[Rows from a dataset]
--*--

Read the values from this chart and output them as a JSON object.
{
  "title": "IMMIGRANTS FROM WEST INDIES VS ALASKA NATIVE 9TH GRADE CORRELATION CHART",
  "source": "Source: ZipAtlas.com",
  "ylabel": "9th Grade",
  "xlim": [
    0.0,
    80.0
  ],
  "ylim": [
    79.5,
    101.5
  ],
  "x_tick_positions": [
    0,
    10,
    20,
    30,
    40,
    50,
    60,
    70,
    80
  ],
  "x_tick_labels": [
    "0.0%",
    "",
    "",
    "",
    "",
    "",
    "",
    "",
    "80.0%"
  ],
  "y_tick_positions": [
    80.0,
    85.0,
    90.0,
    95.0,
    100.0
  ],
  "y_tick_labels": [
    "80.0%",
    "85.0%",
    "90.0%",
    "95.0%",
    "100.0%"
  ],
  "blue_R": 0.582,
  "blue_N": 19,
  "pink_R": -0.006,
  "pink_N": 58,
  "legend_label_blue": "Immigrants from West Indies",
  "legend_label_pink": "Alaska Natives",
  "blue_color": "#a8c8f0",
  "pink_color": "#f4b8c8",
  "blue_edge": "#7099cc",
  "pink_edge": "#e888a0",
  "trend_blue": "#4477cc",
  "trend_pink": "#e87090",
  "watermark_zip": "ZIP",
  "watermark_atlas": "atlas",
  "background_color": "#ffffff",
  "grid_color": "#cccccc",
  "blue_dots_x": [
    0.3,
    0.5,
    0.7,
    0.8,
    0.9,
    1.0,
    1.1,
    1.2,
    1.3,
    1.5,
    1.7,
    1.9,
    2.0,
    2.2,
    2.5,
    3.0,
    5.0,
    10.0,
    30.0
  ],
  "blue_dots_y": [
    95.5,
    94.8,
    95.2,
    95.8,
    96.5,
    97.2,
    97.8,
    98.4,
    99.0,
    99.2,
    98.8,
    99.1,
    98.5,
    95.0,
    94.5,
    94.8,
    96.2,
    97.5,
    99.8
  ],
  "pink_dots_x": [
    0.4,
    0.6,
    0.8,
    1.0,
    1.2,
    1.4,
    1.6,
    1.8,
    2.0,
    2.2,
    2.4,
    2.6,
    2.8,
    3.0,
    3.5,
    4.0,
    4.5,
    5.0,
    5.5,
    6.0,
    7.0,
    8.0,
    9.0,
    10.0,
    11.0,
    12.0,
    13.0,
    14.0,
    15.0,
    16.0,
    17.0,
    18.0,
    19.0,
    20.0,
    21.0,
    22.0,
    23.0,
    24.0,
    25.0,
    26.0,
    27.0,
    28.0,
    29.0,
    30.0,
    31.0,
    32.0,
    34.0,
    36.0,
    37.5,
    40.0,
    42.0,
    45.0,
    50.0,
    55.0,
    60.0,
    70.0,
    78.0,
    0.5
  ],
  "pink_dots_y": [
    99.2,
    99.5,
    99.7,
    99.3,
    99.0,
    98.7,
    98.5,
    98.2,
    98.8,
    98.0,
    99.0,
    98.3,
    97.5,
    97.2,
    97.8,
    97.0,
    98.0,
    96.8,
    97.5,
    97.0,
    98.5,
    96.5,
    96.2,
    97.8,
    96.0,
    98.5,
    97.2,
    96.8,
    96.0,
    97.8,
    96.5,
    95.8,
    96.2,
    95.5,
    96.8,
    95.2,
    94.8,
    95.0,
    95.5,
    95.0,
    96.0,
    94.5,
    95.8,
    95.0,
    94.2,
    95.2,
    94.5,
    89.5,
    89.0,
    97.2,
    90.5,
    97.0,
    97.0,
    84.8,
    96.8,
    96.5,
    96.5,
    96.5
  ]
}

--*--

-- WORK TO DO --
Exactly as shown above, return every record.

-- SOLUTION TO THE EXERCISE --
Read the values from this chart and output them as a JSON object.
{
  "title": "IMMIGRANTS FROM WEST INDIES VS ALASKA NATIVE 9TH GRADE CORRELATION CHART",
  "source": "Source: ZipAtlas.com",
  "ylabel": "9th Grade",
  "xlim": [
    0.0,
    80.0
  ],
  "ylim": [
    79.5,
    101.5
  ],
  "x_tick_positions": [
    0,
    10,
    20,
    30,
    40,
    50,
    60,
    70,
    80
  ],
  "x_tick_labels": [
    "0.0%",
    "",
    "",
    "",
    "",
    "",
    "",
    "",
    "80.0%"
  ],
  "y_tick_positions": [
    80.0,
    85.0,
    90.0,
    95.0,
    100.0
  ],
  "y_tick_labels": [
    "80.0%",
    "85.0%",
    "90.0%",
    "95.0%",
    "100.0%"
  ],
  "blue_R": 0.582,
  "blue_N": 19,
  "pink_R": -0.006,
  "pink_N": 58,
  "legend_label_blue": "Immigrants from West Indies",
  "legend_label_pink": "Alaska Natives",
  "blue_color": "#a8c8f0",
  "pink_color": "#f4b8c8",
  "blue_edge": "#7099cc",
  "pink_edge": "#e888a0",
  "trend_blue": "#4477cc",
  "trend_pink": "#e87090",
  "watermark_zip": "ZIP",
  "watermark_atlas": "atlas",
  "background_color": "#ffffff",
  "grid_color": "#cccccc",
  "blue_dots_x": [
    0.3,
    0.5,
    0.7,
    0.8,
    0.9,
    1.0,
    1.1,
    1.2,
    1.3,
    1.5,
    1.7,
    1.9,
    2.0,
    2.2,
    2.5,
    3.0,
    5.0,
    10.0,
    30.0
  ],
  "blue_dots_y": [
    95.5,
    94.8,
    95.2,
    95.8,
    96.5,
    97.2,
    97.8,
    98.4,
    99.0,
    99.2,
    98.8,
    99.1,
    98.5,
    95.0,
    94.5,
    94.8,
    96.2,
    97.5,
    99.8
  ],
  "pink_dots_x": [
    0.4,
    0.6,
    0.8,
    1.0,
    1.2,
    1.4,
    1.6,
    1.8,
    2.0,
    2.2,
    2.4,
    2.6,
    2.8,
    3.0,
    3.5,
    4.0,
    4.5,
    5.0,
    5.5,
    6.0,
    7.0,
    8.0,
    9.0,
    10.0,
    11.0,
    12.0,
    13.0,
    14.0,
    15.0,
    16.0,
    17.0,
    18.0,
    19.0,
    20.0,
    21.0,
    22.0,
    23.0,
    24.0,
    25.0,
    26.0,
    27.0,
    28.0,
    29.0,
    30.0,
    31.0,
    32.0,
    34.0,
    36.0,
    37.5,
    40.0,
    42.0,
    45.0,
    50.0,
    55.0,
    60.0,
    70.0,
    78.0,
    0.5
  ],
  "pink_dots_y": [
    99.2,
    99.5,
    99.7,
    99.3,
    99.0,
    98.7,
    98.5,
    98.2,
    98.8,
    98.0,
    99.0,
    98.3,
    97.5,
    97.2,
    97.8,
    97.0,
    98.0,
    96.8,
    97.5,
    97.0,
    98.5,
    96.5,
    96.2,
    97.8,
    96.0,
    98.5,
    97.2,
    96.8,
    96.0,
    97.8,
    96.5,
    95.8,
    96.2,
    95.5,
    96.8,
    95.2,
    94.8,
    95.0,
    95.5,
    95.0,
    96.0,
    94.5,
    95.8,
    95.0,
    94.2,
    95.2,
    94.5,
    89.5,
    89.0,
    97.2,
    90.5,
    97.0,
    97.0,
    84.8,
    96.8,
    96.5,
    96.5,
    96.5
  ]
}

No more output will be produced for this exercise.